-------- MATERIAL FOR THIS TASK

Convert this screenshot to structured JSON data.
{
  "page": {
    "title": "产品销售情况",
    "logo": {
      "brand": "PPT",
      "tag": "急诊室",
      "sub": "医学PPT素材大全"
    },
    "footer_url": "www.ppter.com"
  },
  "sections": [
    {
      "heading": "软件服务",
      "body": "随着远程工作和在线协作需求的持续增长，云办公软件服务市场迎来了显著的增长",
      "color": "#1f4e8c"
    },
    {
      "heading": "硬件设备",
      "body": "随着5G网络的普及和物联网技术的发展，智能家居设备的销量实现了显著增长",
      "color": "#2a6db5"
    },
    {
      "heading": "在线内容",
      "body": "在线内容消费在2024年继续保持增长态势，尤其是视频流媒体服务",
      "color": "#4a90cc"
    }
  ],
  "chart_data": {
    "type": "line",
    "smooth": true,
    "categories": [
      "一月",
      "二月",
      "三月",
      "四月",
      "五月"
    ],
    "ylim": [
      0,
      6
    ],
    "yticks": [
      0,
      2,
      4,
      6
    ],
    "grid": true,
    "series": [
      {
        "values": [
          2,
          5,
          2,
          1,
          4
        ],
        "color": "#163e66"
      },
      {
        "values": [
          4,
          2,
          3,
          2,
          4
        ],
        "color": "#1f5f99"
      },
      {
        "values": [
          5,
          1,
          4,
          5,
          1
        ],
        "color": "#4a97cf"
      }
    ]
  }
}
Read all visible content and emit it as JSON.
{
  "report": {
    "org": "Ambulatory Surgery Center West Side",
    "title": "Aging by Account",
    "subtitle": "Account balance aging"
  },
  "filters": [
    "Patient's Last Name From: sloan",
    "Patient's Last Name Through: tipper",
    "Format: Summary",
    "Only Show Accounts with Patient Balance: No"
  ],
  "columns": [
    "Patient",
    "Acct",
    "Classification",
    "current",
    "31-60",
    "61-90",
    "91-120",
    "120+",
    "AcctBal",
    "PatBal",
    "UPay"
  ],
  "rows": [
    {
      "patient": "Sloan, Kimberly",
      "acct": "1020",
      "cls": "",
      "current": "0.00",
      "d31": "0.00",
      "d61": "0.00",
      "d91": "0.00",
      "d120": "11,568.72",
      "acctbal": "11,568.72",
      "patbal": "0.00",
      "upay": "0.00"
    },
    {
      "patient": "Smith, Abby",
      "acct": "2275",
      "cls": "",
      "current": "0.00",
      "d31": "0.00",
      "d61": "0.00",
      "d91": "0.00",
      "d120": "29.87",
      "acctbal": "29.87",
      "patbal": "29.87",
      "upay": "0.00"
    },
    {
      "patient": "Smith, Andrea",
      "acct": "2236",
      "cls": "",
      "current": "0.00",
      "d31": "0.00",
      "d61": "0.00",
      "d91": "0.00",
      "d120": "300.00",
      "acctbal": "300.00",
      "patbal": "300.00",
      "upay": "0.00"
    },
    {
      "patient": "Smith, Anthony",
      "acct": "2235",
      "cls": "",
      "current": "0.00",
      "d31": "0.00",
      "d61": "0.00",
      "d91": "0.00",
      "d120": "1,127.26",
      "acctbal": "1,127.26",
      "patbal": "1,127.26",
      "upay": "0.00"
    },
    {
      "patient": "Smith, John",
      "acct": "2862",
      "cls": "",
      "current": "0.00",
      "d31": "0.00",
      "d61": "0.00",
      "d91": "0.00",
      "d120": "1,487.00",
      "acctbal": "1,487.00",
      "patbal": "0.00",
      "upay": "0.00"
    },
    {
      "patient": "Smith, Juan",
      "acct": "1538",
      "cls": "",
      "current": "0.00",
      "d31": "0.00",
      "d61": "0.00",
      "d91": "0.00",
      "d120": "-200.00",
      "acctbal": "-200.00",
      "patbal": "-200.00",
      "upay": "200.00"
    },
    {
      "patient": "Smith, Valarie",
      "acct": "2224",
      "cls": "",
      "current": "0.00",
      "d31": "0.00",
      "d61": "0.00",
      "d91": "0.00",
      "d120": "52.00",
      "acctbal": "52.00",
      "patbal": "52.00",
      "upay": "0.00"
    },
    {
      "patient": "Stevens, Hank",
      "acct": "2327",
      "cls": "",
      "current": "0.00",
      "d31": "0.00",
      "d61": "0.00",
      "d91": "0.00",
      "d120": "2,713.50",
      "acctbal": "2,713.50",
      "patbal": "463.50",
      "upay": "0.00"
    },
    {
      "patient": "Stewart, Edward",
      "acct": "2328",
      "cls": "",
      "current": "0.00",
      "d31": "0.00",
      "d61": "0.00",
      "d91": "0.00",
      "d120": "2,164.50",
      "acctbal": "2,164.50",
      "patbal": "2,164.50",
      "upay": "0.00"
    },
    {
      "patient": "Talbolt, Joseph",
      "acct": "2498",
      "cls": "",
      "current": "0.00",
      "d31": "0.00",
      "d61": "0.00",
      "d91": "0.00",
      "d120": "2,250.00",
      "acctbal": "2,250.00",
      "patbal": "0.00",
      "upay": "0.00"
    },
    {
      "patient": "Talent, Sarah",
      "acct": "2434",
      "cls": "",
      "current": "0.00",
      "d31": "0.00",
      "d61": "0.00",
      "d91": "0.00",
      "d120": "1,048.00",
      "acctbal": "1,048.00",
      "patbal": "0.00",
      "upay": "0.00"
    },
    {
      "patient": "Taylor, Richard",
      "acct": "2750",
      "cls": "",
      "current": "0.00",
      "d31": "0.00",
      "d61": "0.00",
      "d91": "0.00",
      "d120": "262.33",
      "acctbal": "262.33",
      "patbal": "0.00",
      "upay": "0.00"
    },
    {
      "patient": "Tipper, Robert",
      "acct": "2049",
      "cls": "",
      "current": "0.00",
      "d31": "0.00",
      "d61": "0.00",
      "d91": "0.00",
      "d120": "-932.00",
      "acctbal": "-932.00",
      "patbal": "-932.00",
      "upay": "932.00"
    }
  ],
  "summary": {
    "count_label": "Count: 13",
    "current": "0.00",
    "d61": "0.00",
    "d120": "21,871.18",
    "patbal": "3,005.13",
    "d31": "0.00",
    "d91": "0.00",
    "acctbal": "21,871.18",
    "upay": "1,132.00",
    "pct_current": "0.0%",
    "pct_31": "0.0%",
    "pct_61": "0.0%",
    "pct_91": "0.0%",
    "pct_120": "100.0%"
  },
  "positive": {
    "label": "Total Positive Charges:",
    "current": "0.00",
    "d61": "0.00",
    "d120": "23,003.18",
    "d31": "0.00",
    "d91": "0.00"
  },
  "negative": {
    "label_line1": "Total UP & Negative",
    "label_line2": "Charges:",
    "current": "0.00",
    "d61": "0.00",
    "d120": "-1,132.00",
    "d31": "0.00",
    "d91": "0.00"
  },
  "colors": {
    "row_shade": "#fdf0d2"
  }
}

----------------

- [EXERCISE GOAL]: Reproduce the listing above word for word.

- [EXERCISE ANSWER]:
Convert this screenshot to structured JSON data.
{
  "page": {
    "title": "产品销售情况",
    "logo": {
      "brand": "PPT",
      "tag": "急诊室",
      "sub": "医学PPT素材大全"
    },
    "footer_url": "www.ppter.com"
  },
  "sections": [
    {
      "heading": "软件服务",
      "body": "随着远程工作和在线协作需求的持续增长，云办公软件服务市场迎来了显著的增长",
      "color": "#1f4e8c"
    },
    {
      "heading": "硬件设备",
      "body": "随着5G网络的普及和物联网技术的发展，智能家居设备的销量实现了显著增长",
      "color": "#2a6db5"
    },
    {
      "heading": "在线内容",
      "body": "在线内容消费在2024年继续保持增长态势，尤其是视频流媒体服务",
      "color": "#4a90cc"
    }
  ],
  "chart_data": {
    "type": "line",
    "smooth": true,
    "categories": [
      "一月",
      "二月",
      "三月",
      "四月",
      "五月"
    ],
    "ylim": [
      0,
      6
    ],
    "yticks": [
      0,
      2,
      4,
      6
    ],
    "grid": true,
    "series": [
      {
        "values": [
          2,
          5,
          2,
          1,
          4
        ],
        "color": "#163e66"
      },
      {
        "values": [
          4,
          2,
          3,
          2,
          4
        ],
        "color": "#1f5f99"
      },
      {
        "values": [
          5,
          1,
          4,
          5,
          1
        ],
        "color": "#4a97cf"
      }
    ]
  }
}
Read all visible content and emit it as JSON.
{
  "report": {
    "org": "Ambulatory Surgery Center West Side",
    "title": "Aging by Account",
    "subtitle": "Account balance aging"
  },
  "filters": [
    "Patient's Last Name From: sloan",
    "Patient's Last Name Through: tipper",
    "Format: Summary",
    "Only Show Accounts with Patient Balance: No"
  ],
  "columns": [
    "Patient",
    "Acct",
    "Classification",
    "current",
    "31-60",
    "61-90",
    "91-120",
    "120+",
    "AcctBal",
    "PatBal",
    "UPay"
  ],
  "rows": [
    {
      "patient": "Sloan, Kimberly",
      "acct": "1020",
      "cls": "",
      "current": "0.00",
      "d31": "0.00",
      "d61": "0.00",
      "d91": "0.00",
      "d120": "11,568.72",
      "acctbal": "11,568.72",
      "patbal": "0.00",
      "upay": "0.00"
    },
    {
      "patient": "Smith, Abby",
      "acct": "2275",
      "cls": "",
      "current": "0.00",
      "d31": "0.00",
      "d61": "0.00",
      "d91": "0.00",
      "d120": "29.87",
      "acctbal": "29.87",
      "patbal": "29.87",
      "upay": "0.00"
    },
    {
      "patient": "Smith, Andrea",
      "acct": "2236",
      "cls": "",
      "current": "0.00",
      "d31": "0.00",
      "d61": "0.00",
      "d91": "0.00",
      "d120": "300.00",
      "acctbal": "300.00",
      "patbal": "300.00",
      "upay": "0.00"
    },
    {
      "patient": "Smith, Anthony",
      "acct": "2235",
      "cls": "",
      "current": "0.00",
      "d31": "0.00",
      "d61": "0.00",
      "d91": "0.00",
      "d120": "1,127.26",
      "acctbal": "1,127.26",
      "patbal": "1,127.26",
      "upay": "0.00"
    },
    {
      "patient": "Smith, John",
      "acct": "2862",
      "cls": "",
      "current": "0.00",
      "d31": "0.00",
      "d61": "0.00",
      "d91": "0.00",
      "d120": "1,487.00",
      "acctbal": "1,487.00",
      "patbal": "0.00",
      "upay": "0.00"
    },
    {
      "patient": "Smith, Juan",
      "acct": "1538",
      "cls": "",
      "current": "0.00",
      "d31": "0.00",
      "d61": "0.00",
      "d91": "0.00",
      "d120": "-200.00",
      "acctbal": "-200.00",
      "patbal": "-200.00",
      "upay": "200.00"
    },
    {
      "patient": "Smith, Valarie",
      "acct": "2224",
      "cls": "",
      "current": "0.00",
      "d31": "0.00",
      "d61": "0.00",
      "d91": "0.00",
      "d120": "52.00",
      "acctbal": "52.00",
      "patbal": "52.00",
      "upay": "0.00"
    },
    {
      "patient": "Stevens, Hank",
      "acct": "2327",
      "cls": "",
      "current": "0.00",
      "d31": "0.00",
      "d61": "0.00",
      "d91": "0.00",
      "d120": "2,713.50",
      "acctbal": "2,713.50",
      "patbal": "463.50",
      "upay": "0.00"
    },
    {
      "patient": "Stewart, Edward",
      "acct": "2328",
      "cls": "",
      "current": "0.00",
      "d31": "0.00",
      "d61": "0.00",
      "d91": "0.00",
      "d120": "2,164.50",
      "acctbal": "2,164.50",
      "patbal": "2,164.50",
      "upay": "0.00"
    },
    {
      "patient": "Talbolt, Joseph",
      "acct": "2498",
      "cls": "",
      "current": "0.00",
      "d31": "0.00",
      "d61": "0.00",
      "d91": "0.00",
      "d120": "2,250.00",
      "acctbal": "2,250.00",
      "patbal": "0.00",
      "upay": "0.00"
    },
    {
      "patient": "Talent, Sarah",
      "acct": "2434",
      "cls": "",
      "current": "0.00",
      "d31": "0.00",
      "d61": "0.00",
      "d91": "0.00",
      "d120": "1,048.00",
      "acctbal": "1,048.00",
      "patbal": "0.00",
      "upay": "0.00"
    },
    {
      "patient": "Taylor, Richard",
      "acct": "2750",
      "cls": "",
      "current": "0.00",
      "d31": "0.00",
      "d61": "0.00",
      "d91": "0.00",
      "d120": "262.33",
      "acctbal": "262.33",
      "patbal": "0.00",
      "upay": "0.00"
    },
    {
      "patient": "Tipper, Robert",
      "acct": "2049",
      "cls": "",
      "current": "0.00",
      "d31": "0.00",
      "d61": "0.00",
      "d91": "0.00",
      "d120": "-932.00",
      "acctbal": "-932.00",
      "patbal": "-932.00",
      "upay": "932.00"
    }
  ],
  "summary": {
    "count_label": "Count: 13",
    "current": "0.00",
    "d61": "0.00",
    "d120": "21,871.18",
    "patbal": "3,005.13",
    "d31": "0.00",
    "d91": "0.00",
    "acctbal": "21,871.18",
    "upay": "1,132.00",
    "pct_current": "0.0%",
    "pct_31": "0.0%",
    "pct_61": "0.0%",
    "pct_91": "0.0%",
    "pct_120": "100.0%"
  },
  "positive": {
    "label": "Total Positive Charges:",
    "current": "0.00",
    "d61": "0.00",
    "d120": "23,003.18",
    "d31": "0.00",
    "d91": "0.00"
  },
  "negative": {
    "label_line1": "Total UP & Negative",
    "label_line2": "Charges:",
    "current": "0.00",
    "d61": "0.00",
    "d120": "-1,132.00",
    "d31": "0.00",
    "d91": "0.00"
  },
  "colors": {
    "row_shade": "#fdf0d2"
  }
}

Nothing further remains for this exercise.